> **RECORDS PROVIDED**
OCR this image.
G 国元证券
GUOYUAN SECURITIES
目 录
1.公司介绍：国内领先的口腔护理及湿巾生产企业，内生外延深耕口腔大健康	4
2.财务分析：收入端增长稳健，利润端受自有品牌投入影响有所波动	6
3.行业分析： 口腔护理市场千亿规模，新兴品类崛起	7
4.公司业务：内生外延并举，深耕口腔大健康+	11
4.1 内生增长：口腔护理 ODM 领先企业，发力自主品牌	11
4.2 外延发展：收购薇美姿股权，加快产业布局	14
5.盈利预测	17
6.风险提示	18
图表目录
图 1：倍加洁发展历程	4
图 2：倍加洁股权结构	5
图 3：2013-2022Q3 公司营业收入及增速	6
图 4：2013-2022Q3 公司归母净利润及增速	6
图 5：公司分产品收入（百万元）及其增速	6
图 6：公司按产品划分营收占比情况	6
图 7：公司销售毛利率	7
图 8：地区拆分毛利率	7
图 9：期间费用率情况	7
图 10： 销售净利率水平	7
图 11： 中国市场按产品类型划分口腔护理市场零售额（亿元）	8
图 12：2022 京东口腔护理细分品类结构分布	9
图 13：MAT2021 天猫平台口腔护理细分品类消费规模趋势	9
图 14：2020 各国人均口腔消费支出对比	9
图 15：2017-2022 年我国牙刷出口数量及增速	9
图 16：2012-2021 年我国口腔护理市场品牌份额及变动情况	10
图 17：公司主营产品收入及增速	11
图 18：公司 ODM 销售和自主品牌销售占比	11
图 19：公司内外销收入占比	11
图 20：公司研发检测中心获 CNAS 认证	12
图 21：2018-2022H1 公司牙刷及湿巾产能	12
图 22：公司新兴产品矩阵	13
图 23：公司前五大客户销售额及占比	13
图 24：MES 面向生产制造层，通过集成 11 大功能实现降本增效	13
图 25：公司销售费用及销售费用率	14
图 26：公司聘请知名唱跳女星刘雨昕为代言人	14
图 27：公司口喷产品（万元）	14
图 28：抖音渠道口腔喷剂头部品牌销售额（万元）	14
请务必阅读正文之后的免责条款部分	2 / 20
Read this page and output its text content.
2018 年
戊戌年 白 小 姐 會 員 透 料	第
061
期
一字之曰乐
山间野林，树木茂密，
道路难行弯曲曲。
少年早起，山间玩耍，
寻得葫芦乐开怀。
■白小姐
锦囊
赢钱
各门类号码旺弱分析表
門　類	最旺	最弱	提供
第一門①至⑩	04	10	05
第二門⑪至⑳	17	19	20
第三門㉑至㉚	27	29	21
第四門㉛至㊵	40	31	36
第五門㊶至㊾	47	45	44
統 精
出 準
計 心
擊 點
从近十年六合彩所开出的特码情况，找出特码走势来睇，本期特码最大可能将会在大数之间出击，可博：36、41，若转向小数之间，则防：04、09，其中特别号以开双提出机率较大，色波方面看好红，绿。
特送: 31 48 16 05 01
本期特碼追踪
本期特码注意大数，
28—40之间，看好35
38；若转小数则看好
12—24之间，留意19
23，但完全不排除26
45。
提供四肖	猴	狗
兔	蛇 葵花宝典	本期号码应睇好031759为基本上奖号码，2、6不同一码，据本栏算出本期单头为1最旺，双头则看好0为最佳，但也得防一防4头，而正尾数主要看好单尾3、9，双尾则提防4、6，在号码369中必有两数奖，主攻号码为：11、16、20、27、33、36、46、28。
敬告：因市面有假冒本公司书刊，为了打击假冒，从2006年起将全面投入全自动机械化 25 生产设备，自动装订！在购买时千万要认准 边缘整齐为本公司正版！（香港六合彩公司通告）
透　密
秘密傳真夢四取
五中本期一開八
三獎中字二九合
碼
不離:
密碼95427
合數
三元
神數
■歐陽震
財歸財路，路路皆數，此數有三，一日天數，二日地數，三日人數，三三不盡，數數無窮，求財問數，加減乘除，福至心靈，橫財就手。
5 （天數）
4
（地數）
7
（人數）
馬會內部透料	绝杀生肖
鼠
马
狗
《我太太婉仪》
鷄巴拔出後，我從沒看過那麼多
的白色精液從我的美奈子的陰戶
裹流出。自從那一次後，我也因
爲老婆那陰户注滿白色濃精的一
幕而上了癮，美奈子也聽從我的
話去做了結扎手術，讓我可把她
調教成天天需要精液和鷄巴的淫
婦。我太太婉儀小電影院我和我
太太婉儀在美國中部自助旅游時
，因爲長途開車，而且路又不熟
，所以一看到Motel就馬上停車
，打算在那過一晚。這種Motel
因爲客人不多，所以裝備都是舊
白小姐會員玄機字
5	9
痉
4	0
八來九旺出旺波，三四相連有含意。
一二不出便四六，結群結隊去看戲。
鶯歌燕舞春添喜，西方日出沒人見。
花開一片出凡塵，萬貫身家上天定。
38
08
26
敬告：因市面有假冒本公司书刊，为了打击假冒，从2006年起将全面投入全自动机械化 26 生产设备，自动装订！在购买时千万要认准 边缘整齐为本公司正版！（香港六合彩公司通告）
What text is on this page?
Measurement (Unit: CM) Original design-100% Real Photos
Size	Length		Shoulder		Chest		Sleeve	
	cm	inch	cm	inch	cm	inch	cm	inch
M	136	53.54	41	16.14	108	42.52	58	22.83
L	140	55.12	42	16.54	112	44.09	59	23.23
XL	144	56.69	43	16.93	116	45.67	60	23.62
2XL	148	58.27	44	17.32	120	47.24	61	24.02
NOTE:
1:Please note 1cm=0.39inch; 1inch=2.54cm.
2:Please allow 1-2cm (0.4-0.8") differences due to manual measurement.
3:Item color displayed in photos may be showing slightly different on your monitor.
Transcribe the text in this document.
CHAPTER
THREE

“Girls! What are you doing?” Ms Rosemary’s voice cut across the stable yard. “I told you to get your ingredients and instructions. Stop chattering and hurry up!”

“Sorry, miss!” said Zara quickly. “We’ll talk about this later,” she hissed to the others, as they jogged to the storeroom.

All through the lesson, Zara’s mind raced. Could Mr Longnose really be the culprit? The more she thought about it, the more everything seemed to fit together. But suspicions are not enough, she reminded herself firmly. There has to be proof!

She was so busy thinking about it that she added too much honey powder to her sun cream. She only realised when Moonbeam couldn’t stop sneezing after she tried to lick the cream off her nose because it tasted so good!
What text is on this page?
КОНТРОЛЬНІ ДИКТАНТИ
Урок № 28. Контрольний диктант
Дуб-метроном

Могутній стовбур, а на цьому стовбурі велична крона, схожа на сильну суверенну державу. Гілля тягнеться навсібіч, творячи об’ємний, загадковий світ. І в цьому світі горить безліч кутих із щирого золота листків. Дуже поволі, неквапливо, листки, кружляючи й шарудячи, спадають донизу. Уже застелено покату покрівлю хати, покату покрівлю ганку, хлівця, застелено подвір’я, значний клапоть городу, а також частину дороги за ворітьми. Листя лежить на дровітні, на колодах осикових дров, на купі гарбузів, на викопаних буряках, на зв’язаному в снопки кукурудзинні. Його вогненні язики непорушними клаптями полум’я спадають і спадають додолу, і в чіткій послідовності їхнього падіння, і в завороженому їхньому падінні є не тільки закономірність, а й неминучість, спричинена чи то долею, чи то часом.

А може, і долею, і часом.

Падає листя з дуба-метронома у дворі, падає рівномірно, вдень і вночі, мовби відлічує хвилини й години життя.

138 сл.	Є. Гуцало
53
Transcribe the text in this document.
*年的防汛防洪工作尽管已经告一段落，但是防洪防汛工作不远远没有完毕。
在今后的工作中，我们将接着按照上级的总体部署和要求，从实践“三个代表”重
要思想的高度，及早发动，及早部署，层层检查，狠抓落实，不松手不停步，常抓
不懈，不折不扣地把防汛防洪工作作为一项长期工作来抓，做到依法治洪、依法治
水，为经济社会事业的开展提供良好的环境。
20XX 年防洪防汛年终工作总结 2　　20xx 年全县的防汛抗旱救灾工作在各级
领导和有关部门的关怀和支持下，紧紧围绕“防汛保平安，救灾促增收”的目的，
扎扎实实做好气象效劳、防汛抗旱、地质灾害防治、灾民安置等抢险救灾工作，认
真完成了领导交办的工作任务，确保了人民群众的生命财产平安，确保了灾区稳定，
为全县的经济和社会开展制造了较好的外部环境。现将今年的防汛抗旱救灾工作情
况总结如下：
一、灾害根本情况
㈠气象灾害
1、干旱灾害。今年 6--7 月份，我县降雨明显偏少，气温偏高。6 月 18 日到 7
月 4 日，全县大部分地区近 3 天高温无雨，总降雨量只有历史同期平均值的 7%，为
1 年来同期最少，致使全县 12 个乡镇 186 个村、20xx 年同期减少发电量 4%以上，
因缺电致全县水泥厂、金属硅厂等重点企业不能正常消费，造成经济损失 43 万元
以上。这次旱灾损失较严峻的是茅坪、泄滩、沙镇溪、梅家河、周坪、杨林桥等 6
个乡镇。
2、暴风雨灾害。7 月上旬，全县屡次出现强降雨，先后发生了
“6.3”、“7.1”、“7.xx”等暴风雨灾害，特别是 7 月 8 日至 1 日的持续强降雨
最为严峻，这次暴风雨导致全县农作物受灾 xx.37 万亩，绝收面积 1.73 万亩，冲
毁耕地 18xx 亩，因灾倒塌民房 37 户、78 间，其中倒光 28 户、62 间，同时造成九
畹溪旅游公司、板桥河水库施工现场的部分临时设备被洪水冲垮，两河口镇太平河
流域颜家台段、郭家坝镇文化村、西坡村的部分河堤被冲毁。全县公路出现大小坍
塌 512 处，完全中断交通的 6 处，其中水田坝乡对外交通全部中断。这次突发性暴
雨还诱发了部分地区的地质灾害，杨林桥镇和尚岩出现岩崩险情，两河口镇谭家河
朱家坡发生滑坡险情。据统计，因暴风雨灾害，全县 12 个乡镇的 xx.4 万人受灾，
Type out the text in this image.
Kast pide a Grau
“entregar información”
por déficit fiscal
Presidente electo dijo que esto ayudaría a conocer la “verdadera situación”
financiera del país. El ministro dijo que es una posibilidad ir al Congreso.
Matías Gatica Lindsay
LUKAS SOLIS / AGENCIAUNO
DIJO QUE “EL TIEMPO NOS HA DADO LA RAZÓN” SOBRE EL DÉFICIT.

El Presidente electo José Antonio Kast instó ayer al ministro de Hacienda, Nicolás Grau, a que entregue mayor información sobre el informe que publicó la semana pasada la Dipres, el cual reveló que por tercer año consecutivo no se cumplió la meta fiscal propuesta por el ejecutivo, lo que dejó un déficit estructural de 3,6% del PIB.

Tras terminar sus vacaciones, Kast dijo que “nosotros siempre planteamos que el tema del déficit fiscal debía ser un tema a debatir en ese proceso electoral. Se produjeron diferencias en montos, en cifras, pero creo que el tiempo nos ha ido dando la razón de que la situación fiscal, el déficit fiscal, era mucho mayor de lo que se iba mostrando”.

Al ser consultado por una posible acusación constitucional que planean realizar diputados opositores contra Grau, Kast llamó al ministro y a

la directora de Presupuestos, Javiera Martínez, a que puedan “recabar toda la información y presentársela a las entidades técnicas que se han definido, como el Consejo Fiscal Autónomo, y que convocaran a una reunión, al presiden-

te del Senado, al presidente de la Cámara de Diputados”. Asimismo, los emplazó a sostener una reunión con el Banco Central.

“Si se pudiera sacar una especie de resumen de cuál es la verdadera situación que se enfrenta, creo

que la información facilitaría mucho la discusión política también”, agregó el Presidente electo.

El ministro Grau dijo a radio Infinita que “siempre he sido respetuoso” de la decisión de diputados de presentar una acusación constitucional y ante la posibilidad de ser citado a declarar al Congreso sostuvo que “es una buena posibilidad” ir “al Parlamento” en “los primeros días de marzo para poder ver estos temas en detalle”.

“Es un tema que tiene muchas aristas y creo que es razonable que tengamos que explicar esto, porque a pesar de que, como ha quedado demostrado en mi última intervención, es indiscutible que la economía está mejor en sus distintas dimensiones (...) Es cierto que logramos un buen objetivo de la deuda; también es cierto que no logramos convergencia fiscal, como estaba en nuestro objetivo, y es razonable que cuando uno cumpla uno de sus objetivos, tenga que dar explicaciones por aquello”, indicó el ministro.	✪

> **WHAT IS REQUIRED**
Go through the entries above and copy every line containing "como".

> **EXERCISE OUTPUT**
la directora de Presupuestos, Javiera Martínez, a que puedan “recabar toda la información y presentársela a las entidades técnicas que se han definido, como el Consejo Fiscal Autónomo, y que convocaran a una reunión, al presiden-
“Es un tema que tiene muchas aristas y creo que es razonable que tengamos que explicar esto, porque a pesar de que, como ha quedado demostrado en mi última intervención, es indiscutible que la economía está mejor en sus distintas dimensiones (...) Es cierto que logramos un buen objetivo de la deuda; también es cierto que no logramos convergencia fiscal, como estaba en nuestro objetivo, y es razonable que cuando uno cumpla uno de sus objetivos, tenga que dar explicaciones por aquello”, indicó el ministro.	✪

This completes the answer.